- SHORT TASK -
Exactly reproduce all the records, keeping pictures out of the copy.

— START RAW RECORDS —

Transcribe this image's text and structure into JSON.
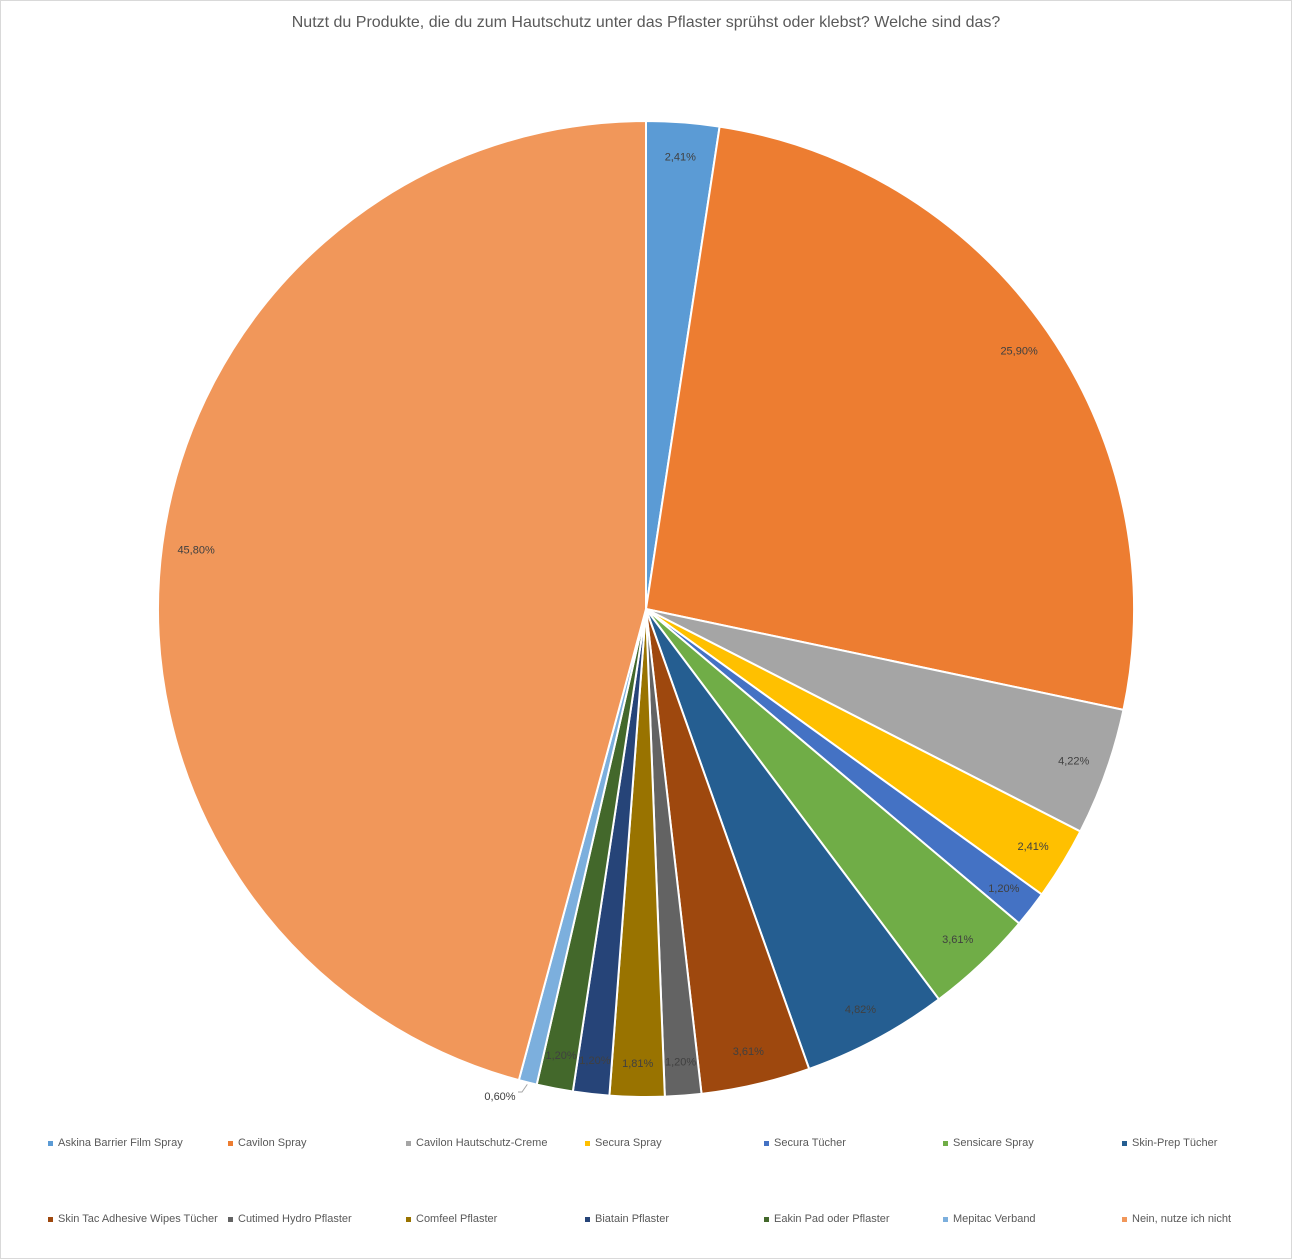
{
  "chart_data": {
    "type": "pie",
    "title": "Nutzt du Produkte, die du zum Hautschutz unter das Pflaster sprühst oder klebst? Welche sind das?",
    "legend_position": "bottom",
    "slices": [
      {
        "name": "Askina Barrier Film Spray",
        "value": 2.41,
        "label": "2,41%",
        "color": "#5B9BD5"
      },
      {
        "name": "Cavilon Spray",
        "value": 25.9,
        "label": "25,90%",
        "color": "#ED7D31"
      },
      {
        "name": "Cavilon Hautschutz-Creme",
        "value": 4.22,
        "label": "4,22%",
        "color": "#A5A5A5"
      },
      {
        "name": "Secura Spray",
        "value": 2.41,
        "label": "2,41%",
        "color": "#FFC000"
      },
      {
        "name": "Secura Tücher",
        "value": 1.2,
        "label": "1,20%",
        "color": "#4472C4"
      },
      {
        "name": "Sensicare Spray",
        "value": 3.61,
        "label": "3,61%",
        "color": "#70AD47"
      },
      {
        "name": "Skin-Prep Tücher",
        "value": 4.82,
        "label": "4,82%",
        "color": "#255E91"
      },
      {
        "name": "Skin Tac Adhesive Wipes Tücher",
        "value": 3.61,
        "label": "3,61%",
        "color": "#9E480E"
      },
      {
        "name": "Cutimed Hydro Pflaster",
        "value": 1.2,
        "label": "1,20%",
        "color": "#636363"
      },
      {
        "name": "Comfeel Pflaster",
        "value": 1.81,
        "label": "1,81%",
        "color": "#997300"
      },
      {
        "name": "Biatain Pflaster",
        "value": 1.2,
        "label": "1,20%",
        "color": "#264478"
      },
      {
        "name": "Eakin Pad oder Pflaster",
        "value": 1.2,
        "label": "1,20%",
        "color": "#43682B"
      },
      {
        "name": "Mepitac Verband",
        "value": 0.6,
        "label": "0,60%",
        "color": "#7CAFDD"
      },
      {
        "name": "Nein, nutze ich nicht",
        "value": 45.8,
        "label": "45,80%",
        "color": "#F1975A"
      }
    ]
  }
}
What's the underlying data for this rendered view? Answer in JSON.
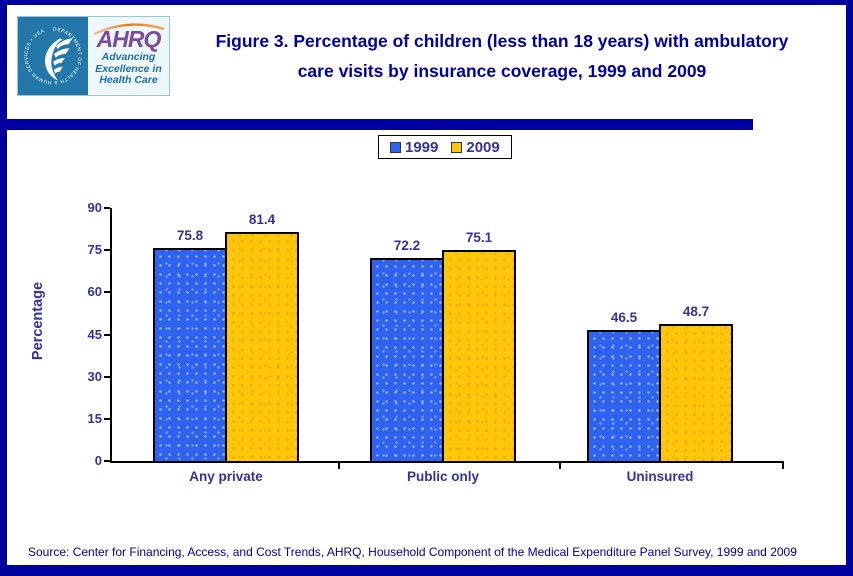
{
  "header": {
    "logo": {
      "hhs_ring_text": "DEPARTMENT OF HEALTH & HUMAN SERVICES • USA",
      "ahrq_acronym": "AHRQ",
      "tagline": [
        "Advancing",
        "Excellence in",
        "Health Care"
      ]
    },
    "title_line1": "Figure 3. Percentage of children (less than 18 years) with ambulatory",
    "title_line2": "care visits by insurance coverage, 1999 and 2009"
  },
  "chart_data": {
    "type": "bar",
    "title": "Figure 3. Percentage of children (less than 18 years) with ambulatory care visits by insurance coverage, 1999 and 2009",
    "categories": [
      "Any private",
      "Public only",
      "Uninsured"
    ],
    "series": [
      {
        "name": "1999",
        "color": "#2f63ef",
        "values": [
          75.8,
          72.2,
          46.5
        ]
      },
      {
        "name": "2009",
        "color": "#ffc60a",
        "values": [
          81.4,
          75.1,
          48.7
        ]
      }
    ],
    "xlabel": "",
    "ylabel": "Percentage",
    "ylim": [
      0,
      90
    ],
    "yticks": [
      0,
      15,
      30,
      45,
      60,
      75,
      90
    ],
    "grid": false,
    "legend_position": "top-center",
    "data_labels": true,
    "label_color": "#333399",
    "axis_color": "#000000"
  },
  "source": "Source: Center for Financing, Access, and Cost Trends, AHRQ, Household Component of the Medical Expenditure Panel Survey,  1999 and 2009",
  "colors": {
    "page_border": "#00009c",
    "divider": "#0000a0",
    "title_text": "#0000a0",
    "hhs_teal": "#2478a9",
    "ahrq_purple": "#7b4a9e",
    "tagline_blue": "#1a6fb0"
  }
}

— END RAW RECORDS —

- TASK RESPONSE -
Transcribe this image's text and structure into JSON.
{
  "chart_data": {
    "type": "pie",
    "title": "Nutzt du Produkte, die du zum Hautschutz unter das Pflaster sprühst oder klebst? Welche sind das?",
    "legend_position": "bottom",
    "slices": [
      {
        "name": "Askina Barrier Film Spray",
        "value": 2.41,
        "label": "2,41%",
        "color": "#5B9BD5"
      },
      {
        "name": "Cavilon Spray",
        "value": 25.9,
        "label": "25,90%",
        "color": "#ED7D31"
      },
      {
        "name": "Cavilon Hautschutz-Creme",
        "value": 4.22,
        "label": "4,22%",
        "color": "#A5A5A5"
      },
      {
        "name": "Secura Spray",
        "value": 2.41,
        "label": "2,41%",
        "color": "#FFC000"
      },
      {
        "name": "Secura Tücher",
        "value": 1.2,
        "label": "1,20%",
        "color": "#4472C4"
      },
      {
        "name": "Sensicare Spray",
        "value": 3.61,
        "label": "3,61%",
        "color": "#70AD47"
      },
      {
        "name": "Skin-Prep Tücher",
        "value": 4.82,
        "label": "4,82%",
        "color": "#255E91"
      },
      {
        "name": "Skin Tac Adhesive Wipes Tücher",
        "value": 3.61,
        "label": "3,61%",
        "color": "#9E480E"
      },
      {
        "name": "Cutimed Hydro Pflaster",
        "value": 1.2,
        "label": "1,20%",
        "color": "#636363"
      },
      {
        "name": "Comfeel Pflaster",
        "value": 1.81,
        "label": "1,81%",
        "color": "#997300"
      },
      {
        "name": "Biatain Pflaster",
        "value": 1.2,
        "label": "1,20%",
        "color": "#264478"
      },
      {
        "name": "Eakin Pad oder Pflaster",
        "value": 1.2,
        "label": "1,20%",
        "color": "#43682B"
      },
      {
        "name": "Mepitac Verband",
        "value": 0.6,
        "label": "0,60%",
        "color": "#7CAFDD"
      },
      {
        "name": "Nein, nutze ich nicht",
        "value": 45.8,
        "label": "45,80%",
        "color": "#F1975A"
      }
    ]
  }
}
What's the underlying data for this rendered view? Answer in JSON.
{
  "header": {
    "logo": {
      "hhs_ring_text": "DEPARTMENT OF HEALTH & HUMAN SERVICES • USA",
      "ahrq_acronym": "AHRQ",
      "tagline": [
        "Advancing",
        "Excellence in",
        "Health Care"
      ]
    },
    "title_line1": "Figure 3. Percentage of children (less than 18 years) with ambulatory",
    "title_line2": "care visits by insurance coverage, 1999 and 2009"
  },
  "chart_data": {
    "type": "bar",
    "title": "Figure 3. Percentage of children (less than 18 years) with ambulatory care visits by insurance coverage, 1999 and 2009",
    "categories": [
      "Any private",
      "Public only",
      "Uninsured"
    ],
    "series": [
      {
        "name": "1999",
        "color": "#2f63ef",
        "values": [
          75.8,
          72.2,
          46.5
        ]
      },
      {
        "name": "2009",
        "color": "#ffc60a",
        "values": [
          81.4,
          75.1,
          48.7
        ]
      }
    ],
    "xlabel": "",
    "ylabel": "Percentage",
    "ylim": [
      0,
      90
    ],
    "yticks": [
      0,
      15,
      30,
      45,
      60,
      75,
      90
    ],
    "grid": false,
    "legend_position": "top-center",
    "data_labels": true,
    "label_color": "#333399",
    "axis_color": "#000000"
  },
  "source": "Source: Center for Financing, Access, and Cost Trends, AHRQ, Household Component of the Medical Expenditure Panel Survey,  1999 and 2009",
  "colors": {
    "page_border": "#00009c",
    "divider": "#0000a0",
    "title_text": "#0000a0",
    "hhs_teal": "#2478a9",
    "ahrq_purple": "#7b4a9e",
    "tagline_blue": "#1a6fb0"
  }
}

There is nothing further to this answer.